Short problem
Repeat, exactly and in full, the lines of the listing below, but without any pictures.

* Start Material provided *

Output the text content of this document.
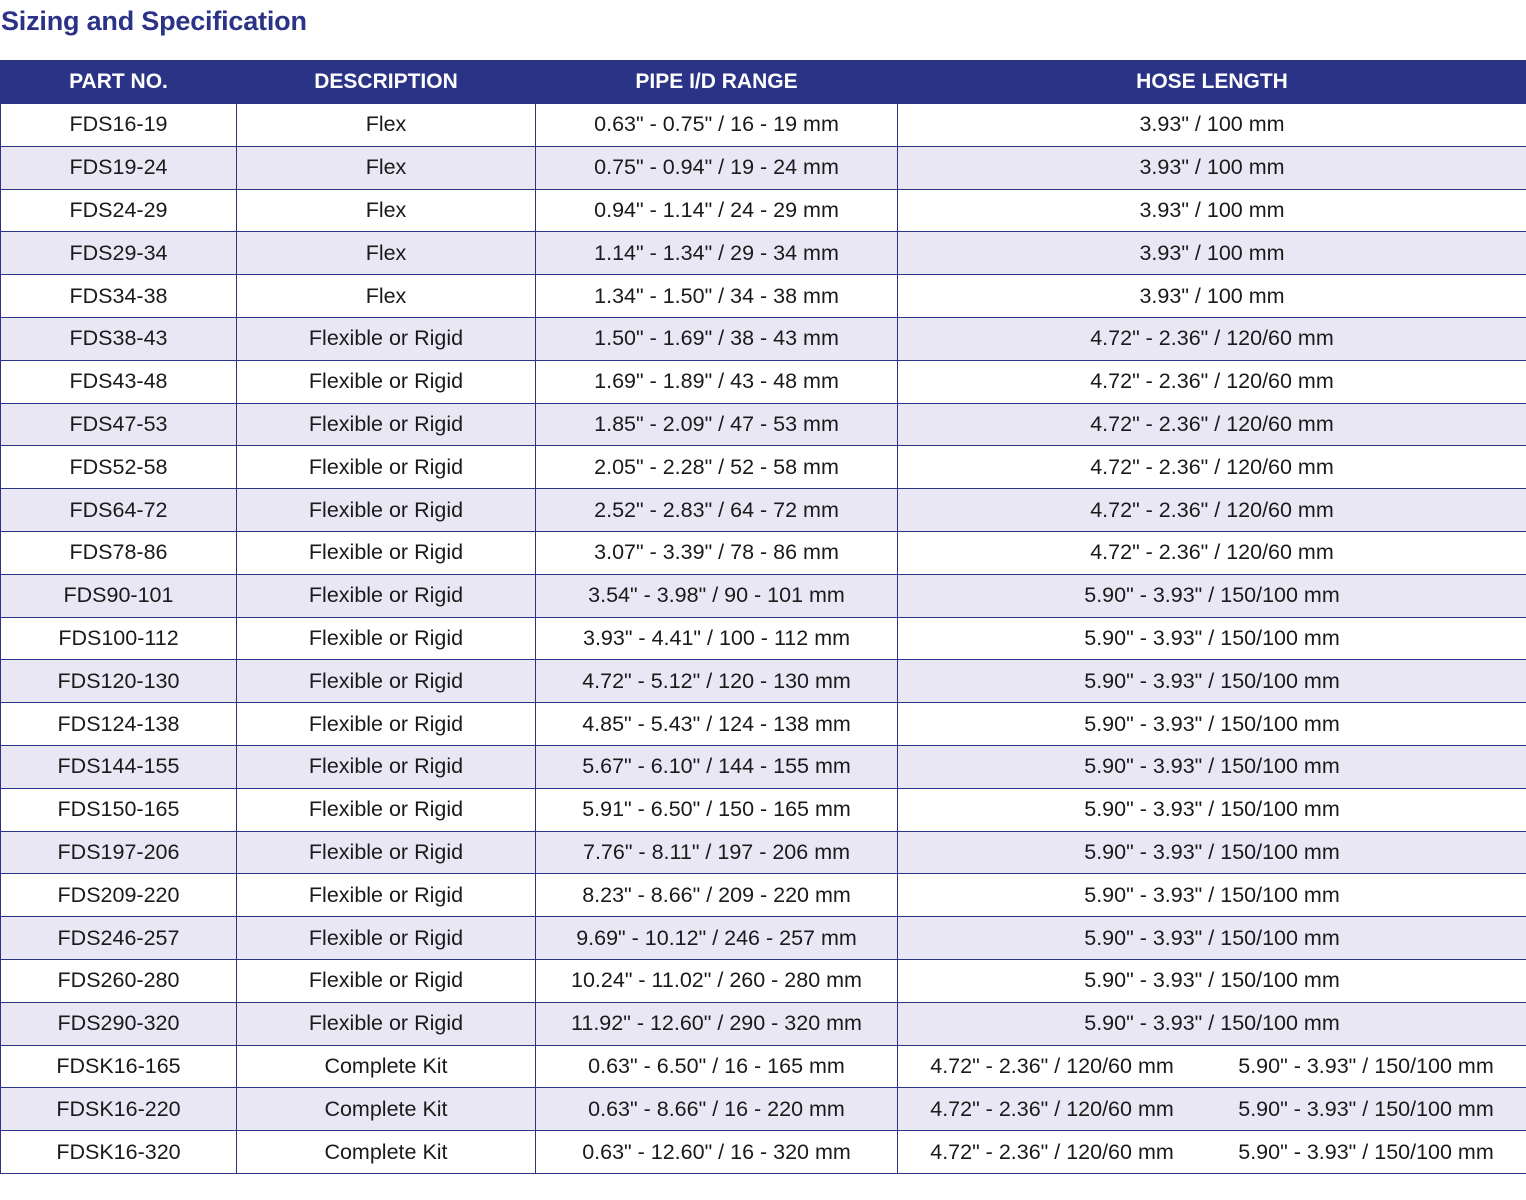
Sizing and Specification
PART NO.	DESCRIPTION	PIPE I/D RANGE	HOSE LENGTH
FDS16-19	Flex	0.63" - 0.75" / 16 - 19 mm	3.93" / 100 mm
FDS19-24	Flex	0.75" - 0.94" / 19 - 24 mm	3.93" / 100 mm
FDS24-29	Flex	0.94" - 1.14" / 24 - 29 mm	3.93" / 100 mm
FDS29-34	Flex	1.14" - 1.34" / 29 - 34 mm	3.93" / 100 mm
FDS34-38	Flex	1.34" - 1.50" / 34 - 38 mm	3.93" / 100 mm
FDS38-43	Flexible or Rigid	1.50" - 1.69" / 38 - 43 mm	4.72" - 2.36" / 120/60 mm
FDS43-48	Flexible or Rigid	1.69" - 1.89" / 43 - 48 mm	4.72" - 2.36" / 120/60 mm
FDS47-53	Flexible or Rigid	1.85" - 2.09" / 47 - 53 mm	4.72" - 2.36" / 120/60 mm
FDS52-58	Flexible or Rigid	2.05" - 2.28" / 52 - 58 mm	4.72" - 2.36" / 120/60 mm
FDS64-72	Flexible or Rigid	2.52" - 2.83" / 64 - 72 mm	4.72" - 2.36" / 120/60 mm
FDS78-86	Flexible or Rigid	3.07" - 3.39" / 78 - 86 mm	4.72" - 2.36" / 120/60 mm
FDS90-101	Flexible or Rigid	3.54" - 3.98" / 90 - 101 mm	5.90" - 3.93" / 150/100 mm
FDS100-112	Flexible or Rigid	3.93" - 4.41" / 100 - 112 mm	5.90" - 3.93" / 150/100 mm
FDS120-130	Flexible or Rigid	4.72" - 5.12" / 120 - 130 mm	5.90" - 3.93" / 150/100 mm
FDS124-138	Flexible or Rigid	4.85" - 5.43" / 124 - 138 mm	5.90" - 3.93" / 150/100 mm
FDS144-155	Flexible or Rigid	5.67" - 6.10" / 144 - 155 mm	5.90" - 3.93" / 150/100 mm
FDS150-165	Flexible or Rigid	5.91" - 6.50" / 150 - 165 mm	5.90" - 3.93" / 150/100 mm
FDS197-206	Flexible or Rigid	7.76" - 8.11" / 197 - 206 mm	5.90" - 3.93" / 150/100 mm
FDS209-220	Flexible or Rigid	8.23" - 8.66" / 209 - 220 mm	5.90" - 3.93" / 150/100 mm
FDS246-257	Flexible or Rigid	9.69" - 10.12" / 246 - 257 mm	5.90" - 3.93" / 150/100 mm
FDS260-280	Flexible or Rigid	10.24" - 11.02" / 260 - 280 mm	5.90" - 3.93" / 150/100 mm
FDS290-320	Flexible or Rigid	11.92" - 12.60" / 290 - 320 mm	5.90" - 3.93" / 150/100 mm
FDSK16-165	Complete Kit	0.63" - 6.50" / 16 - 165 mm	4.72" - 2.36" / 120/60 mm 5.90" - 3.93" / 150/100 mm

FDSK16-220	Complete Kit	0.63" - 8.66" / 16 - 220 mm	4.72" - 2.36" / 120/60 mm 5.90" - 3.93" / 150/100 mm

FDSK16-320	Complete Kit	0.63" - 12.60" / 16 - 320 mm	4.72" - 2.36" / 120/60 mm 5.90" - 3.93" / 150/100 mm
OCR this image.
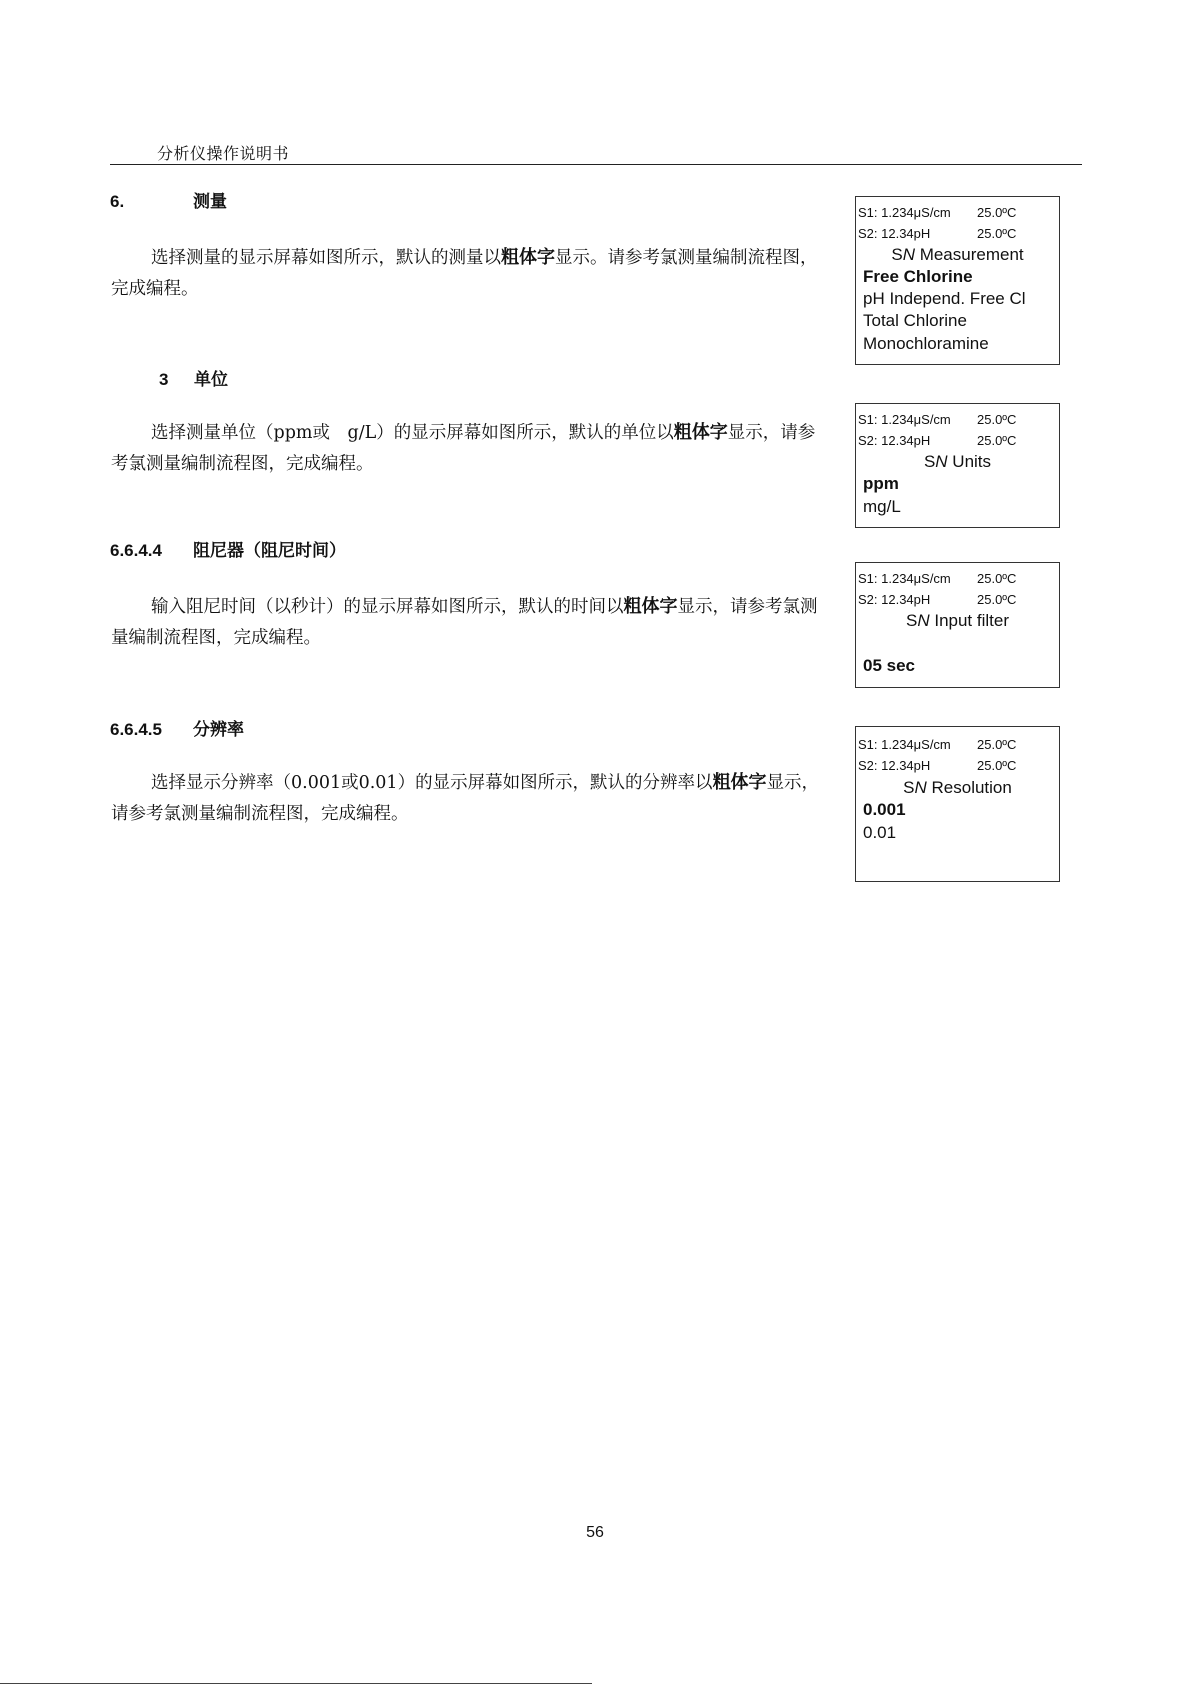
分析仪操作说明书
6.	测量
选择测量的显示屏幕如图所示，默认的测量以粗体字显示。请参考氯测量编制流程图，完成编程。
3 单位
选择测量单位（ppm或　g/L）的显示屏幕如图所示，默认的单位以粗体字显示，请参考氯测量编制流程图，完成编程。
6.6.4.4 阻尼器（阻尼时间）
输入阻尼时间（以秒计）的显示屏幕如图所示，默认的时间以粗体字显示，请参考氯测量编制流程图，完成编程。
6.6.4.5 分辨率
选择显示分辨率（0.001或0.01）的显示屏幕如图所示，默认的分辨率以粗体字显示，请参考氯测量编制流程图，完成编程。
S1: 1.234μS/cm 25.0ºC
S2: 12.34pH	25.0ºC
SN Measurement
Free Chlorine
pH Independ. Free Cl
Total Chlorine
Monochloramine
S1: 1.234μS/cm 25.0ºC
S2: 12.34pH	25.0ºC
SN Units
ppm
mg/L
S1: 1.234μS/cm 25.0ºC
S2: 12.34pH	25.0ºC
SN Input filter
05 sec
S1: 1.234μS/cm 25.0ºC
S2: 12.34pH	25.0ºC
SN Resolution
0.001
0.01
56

* End Material provided *

Complete response
Output the text content of this document.
Sizing and Specification
PART NO.	DESCRIPTION	PIPE I/D RANGE	HOSE LENGTH
FDS16-19	Flex	0.63" - 0.75" / 16 - 19 mm	3.93" / 100 mm
FDS19-24	Flex	0.75" - 0.94" / 19 - 24 mm	3.93" / 100 mm
FDS24-29	Flex	0.94" - 1.14" / 24 - 29 mm	3.93" / 100 mm
FDS29-34	Flex	1.14" - 1.34" / 29 - 34 mm	3.93" / 100 mm
FDS34-38	Flex	1.34" - 1.50" / 34 - 38 mm	3.93" / 100 mm
FDS38-43	Flexible or Rigid	1.50" - 1.69" / 38 - 43 mm	4.72" - 2.36" / 120/60 mm
FDS43-48	Flexible or Rigid	1.69" - 1.89" / 43 - 48 mm	4.72" - 2.36" / 120/60 mm
FDS47-53	Flexible or Rigid	1.85" - 2.09" / 47 - 53 mm	4.72" - 2.36" / 120/60 mm
FDS52-58	Flexible or Rigid	2.05" - 2.28" / 52 - 58 mm	4.72" - 2.36" / 120/60 mm
FDS64-72	Flexible or Rigid	2.52" - 2.83" / 64 - 72 mm	4.72" - 2.36" / 120/60 mm
FDS78-86	Flexible or Rigid	3.07" - 3.39" / 78 - 86 mm	4.72" - 2.36" / 120/60 mm
FDS90-101	Flexible or Rigid	3.54" - 3.98" / 90 - 101 mm	5.90" - 3.93" / 150/100 mm
FDS100-112	Flexible or Rigid	3.93" - 4.41" / 100 - 112 mm	5.90" - 3.93" / 150/100 mm
FDS120-130	Flexible or Rigid	4.72" - 5.12" / 120 - 130 mm	5.90" - 3.93" / 150/100 mm
FDS124-138	Flexible or Rigid	4.85" - 5.43" / 124 - 138 mm	5.90" - 3.93" / 150/100 mm
FDS144-155	Flexible or Rigid	5.67" - 6.10" / 144 - 155 mm	5.90" - 3.93" / 150/100 mm
FDS150-165	Flexible or Rigid	5.91" - 6.50" / 150 - 165 mm	5.90" - 3.93" / 150/100 mm
FDS197-206	Flexible or Rigid	7.76" - 8.11" / 197 - 206 mm	5.90" - 3.93" / 150/100 mm
FDS209-220	Flexible or Rigid	8.23" - 8.66" / 209 - 220 mm	5.90" - 3.93" / 150/100 mm
FDS246-257	Flexible or Rigid	9.69" - 10.12" / 246 - 257 mm	5.90" - 3.93" / 150/100 mm
FDS260-280	Flexible or Rigid	10.24" - 11.02" / 260 - 280 mm	5.90" - 3.93" / 150/100 mm
FDS290-320	Flexible or Rigid	11.92" - 12.60" / 290 - 320 mm	5.90" - 3.93" / 150/100 mm
FDSK16-165	Complete Kit	0.63" - 6.50" / 16 - 165 mm	4.72" - 2.36" / 120/60 mm 5.90" - 3.93" / 150/100 mm

FDSK16-220	Complete Kit	0.63" - 8.66" / 16 - 220 mm	4.72" - 2.36" / 120/60 mm 5.90" - 3.93" / 150/100 mm

FDSK16-320	Complete Kit	0.63" - 12.60" / 16 - 320 mm	4.72" - 2.36" / 120/60 mm 5.90" - 3.93" / 150/100 mm
OCR this image.
分析仪操作说明书
6.	测量
选择测量的显示屏幕如图所示，默认的测量以粗体字显示。请参考氯测量编制流程图，完成编程。
3 单位
选择测量单位（ppm或　g/L）的显示屏幕如图所示，默认的单位以粗体字显示，请参考氯测量编制流程图，完成编程。
6.6.4.4 阻尼器（阻尼时间）
输入阻尼时间（以秒计）的显示屏幕如图所示，默认的时间以粗体字显示，请参考氯测量编制流程图，完成编程。
6.6.4.5 分辨率
选择显示分辨率（0.001或0.01）的显示屏幕如图所示，默认的分辨率以粗体字显示，请参考氯测量编制流程图，完成编程。
S1: 1.234μS/cm 25.0ºC
S2: 12.34pH	25.0ºC
SN Measurement
Free Chlorine
pH Independ. Free Cl
Total Chlorine
Monochloramine
S1: 1.234μS/cm 25.0ºC
S2: 12.34pH	25.0ºC
SN Units
ppm
mg/L
S1: 1.234μS/cm 25.0ºC
S2: 12.34pH	25.0ºC
SN Input filter
05 sec
S1: 1.234μS/cm 25.0ºC
S2: 12.34pH	25.0ºC
SN Resolution
0.001
0.01
56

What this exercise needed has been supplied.